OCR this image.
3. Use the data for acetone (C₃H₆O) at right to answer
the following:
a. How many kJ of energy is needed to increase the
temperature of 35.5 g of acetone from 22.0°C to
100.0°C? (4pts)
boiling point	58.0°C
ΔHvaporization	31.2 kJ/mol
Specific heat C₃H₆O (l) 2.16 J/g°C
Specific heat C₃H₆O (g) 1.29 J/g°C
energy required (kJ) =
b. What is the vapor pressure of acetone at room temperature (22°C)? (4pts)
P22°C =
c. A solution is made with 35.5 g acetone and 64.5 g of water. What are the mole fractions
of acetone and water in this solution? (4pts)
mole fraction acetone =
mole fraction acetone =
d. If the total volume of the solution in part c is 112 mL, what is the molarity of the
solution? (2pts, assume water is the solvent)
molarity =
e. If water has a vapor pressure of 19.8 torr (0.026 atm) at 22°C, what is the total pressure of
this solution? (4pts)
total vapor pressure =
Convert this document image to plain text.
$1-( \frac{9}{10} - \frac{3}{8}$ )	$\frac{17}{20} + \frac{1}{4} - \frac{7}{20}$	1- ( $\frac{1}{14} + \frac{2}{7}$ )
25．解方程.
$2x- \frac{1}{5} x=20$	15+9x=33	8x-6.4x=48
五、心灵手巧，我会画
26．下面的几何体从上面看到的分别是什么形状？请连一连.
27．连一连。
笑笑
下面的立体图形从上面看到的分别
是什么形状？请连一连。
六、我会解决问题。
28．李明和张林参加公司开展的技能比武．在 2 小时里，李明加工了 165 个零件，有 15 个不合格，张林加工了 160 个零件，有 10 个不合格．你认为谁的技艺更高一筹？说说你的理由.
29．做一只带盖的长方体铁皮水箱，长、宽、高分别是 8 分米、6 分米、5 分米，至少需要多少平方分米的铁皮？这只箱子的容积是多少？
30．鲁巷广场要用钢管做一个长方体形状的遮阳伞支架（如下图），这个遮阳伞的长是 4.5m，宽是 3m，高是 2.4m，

WORK TO COMPLETE.
Every record should be given again exactly.

REPLY TO THE TASK.
OCR this image.
3. Use the data for acetone (C₃H₆O) at right to answer
the following:
a. How many kJ of energy is needed to increase the
temperature of 35.5 g of acetone from 22.0°C to
100.0°C? (4pts)
boiling point	58.0°C
ΔHvaporization	31.2 kJ/mol
Specific heat C₃H₆O (l) 2.16 J/g°C
Specific heat C₃H₆O (g) 1.29 J/g°C
energy required (kJ) =
b. What is the vapor pressure of acetone at room temperature (22°C)? (4pts)
P22°C =
c. A solution is made with 35.5 g acetone and 64.5 g of water. What are the mole fractions
of acetone and water in this solution? (4pts)
mole fraction acetone =
mole fraction acetone =
d. If the total volume of the solution in part c is 112 mL, what is the molarity of the
solution? (2pts, assume water is the solvent)
molarity =
e. If water has a vapor pressure of 19.8 torr (0.026 atm) at 22°C, what is the total pressure of
this solution? (4pts)
total vapor pressure =
Convert this document image to plain text.
$1-( \frac{9}{10} - \frac{3}{8}$ )	$\frac{17}{20} + \frac{1}{4} - \frac{7}{20}$	1- ( $\frac{1}{14} + \frac{2}{7}$ )
25．解方程.
$2x- \frac{1}{5} x=20$	15+9x=33	8x-6.4x=48
五、心灵手巧，我会画
26．下面的几何体从上面看到的分别是什么形状？请连一连.
27．连一连。
笑笑
下面的立体图形从上面看到的分别
是什么形状？请连一连。
六、我会解决问题。
28．李明和张林参加公司开展的技能比武．在 2 小时里，李明加工了 165 个零件，有 15 个不合格，张林加工了 160 个零件，有 10 个不合格．你认为谁的技艺更高一筹？说说你的理由.
29．做一只带盖的长方体铁皮水箱，长、宽、高分别是 8 分米、6 分米、5 分米，至少需要多少平方分米的铁皮？这只箱子的容积是多少？
30．鲁巷广场要用钢管做一个长方体形状的遮阳伞支架（如下图），这个遮阳伞的长是 4.5m，宽是 3m，高是 2.4m，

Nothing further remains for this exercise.